» **WHAT IS EXPECTED**: Output the lines of the records from the line containing "Give me the" to the line containing "heart-reaction-badge bbox=[1283, 424, 1339, 480]", both included, as a JSON list of strings with one string per line and blank lines omitted.

» **DATA SUPPLIED**:

════════

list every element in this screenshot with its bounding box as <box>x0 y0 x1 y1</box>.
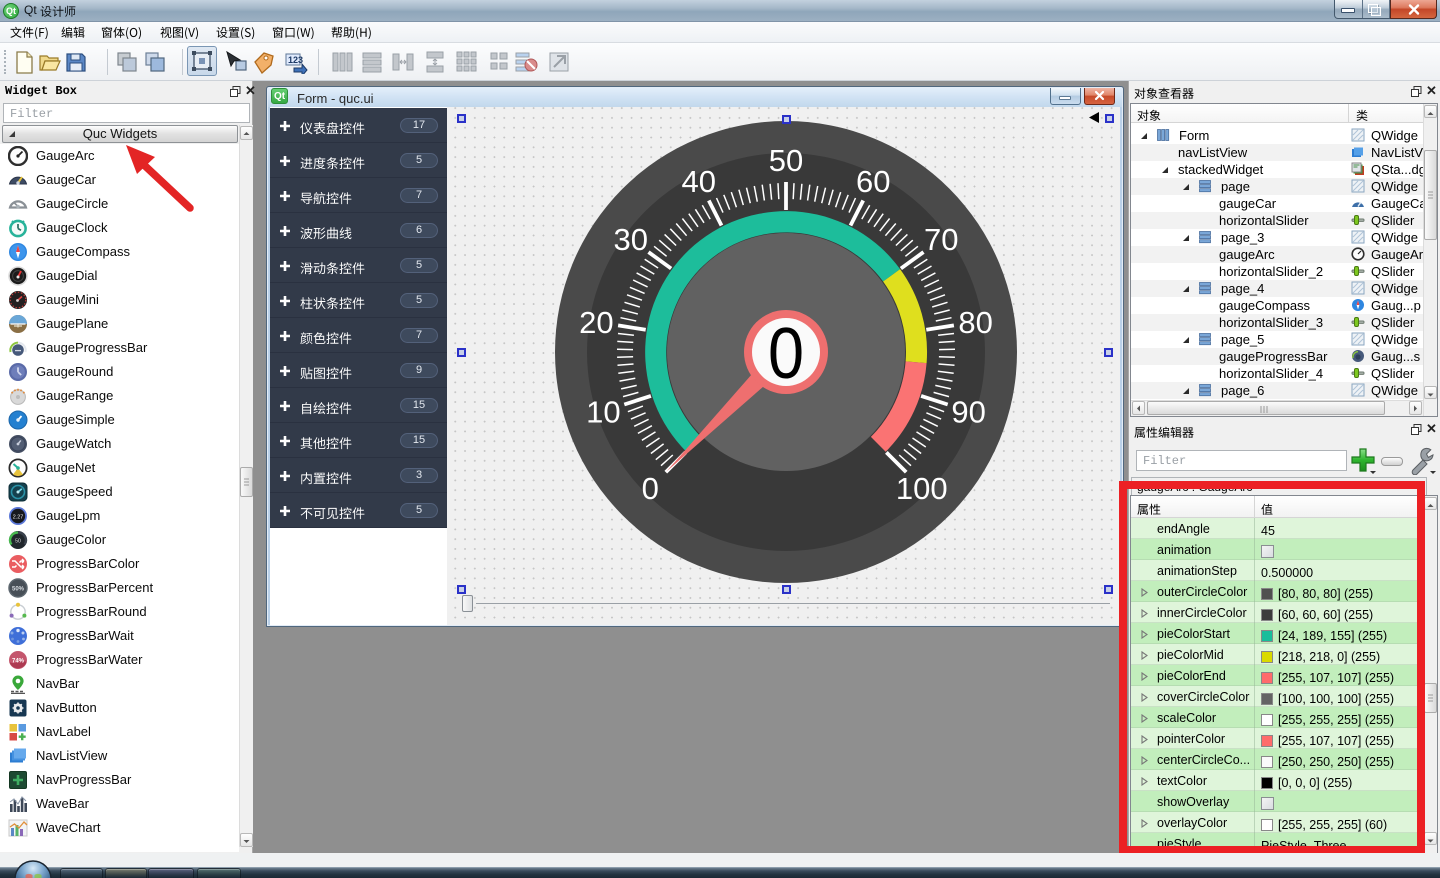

════════

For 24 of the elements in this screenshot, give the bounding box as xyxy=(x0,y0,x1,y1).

════════

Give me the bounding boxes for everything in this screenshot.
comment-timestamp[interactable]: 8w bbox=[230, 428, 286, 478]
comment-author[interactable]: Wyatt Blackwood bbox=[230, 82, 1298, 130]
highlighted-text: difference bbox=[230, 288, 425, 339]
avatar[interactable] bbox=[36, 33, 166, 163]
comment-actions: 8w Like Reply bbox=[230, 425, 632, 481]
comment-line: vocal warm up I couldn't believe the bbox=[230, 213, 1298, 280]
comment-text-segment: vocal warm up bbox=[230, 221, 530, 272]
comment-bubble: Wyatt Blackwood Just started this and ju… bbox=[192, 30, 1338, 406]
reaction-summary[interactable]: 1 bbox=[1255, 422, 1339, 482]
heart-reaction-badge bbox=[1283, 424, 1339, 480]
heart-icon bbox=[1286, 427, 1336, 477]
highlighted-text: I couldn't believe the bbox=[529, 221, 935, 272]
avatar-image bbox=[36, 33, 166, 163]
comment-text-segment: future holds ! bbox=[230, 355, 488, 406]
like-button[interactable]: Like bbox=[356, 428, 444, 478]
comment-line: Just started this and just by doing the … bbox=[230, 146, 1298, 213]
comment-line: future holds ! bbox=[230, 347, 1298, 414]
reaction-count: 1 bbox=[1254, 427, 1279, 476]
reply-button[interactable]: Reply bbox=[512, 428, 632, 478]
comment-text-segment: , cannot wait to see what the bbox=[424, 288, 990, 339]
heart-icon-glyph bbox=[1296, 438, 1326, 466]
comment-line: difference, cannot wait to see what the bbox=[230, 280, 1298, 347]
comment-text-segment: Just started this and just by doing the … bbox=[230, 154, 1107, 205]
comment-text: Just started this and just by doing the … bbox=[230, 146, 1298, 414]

════════

» **SOLUTION BELOW**:
[
  "Give me the bounding boxes for everything in this screenshot.",
  "comment-timestamp[interactable]: 8w bbox=[230, 428, 286, 478]",
  "comment-author[interactable]: Wyatt Blackwood bbox=[230, 82, 1298, 130]",
  "highlighted-text: difference bbox=[230, 288, 425, 339]",
  "avatar[interactable] bbox=[36, 33, 166, 163]",
  "comment-actions: 8w Like Reply bbox=[230, 425, 632, 481]",
  "comment-line: vocal warm up I couldn't believe the bbox=[230, 213, 1298, 280]",
  "comment-text-segment: vocal warm up bbox=[230, 221, 530, 272]",
  "comment-bubble: Wyatt Blackwood Just started this and ju… bbox=[192, 30, 1338, 406]",
  "reaction-summary[interactable]: 1 bbox=[1255, 422, 1339, 482]",
  "heart-reaction-badge bbox=[1283, 424, 1339, 480]"
]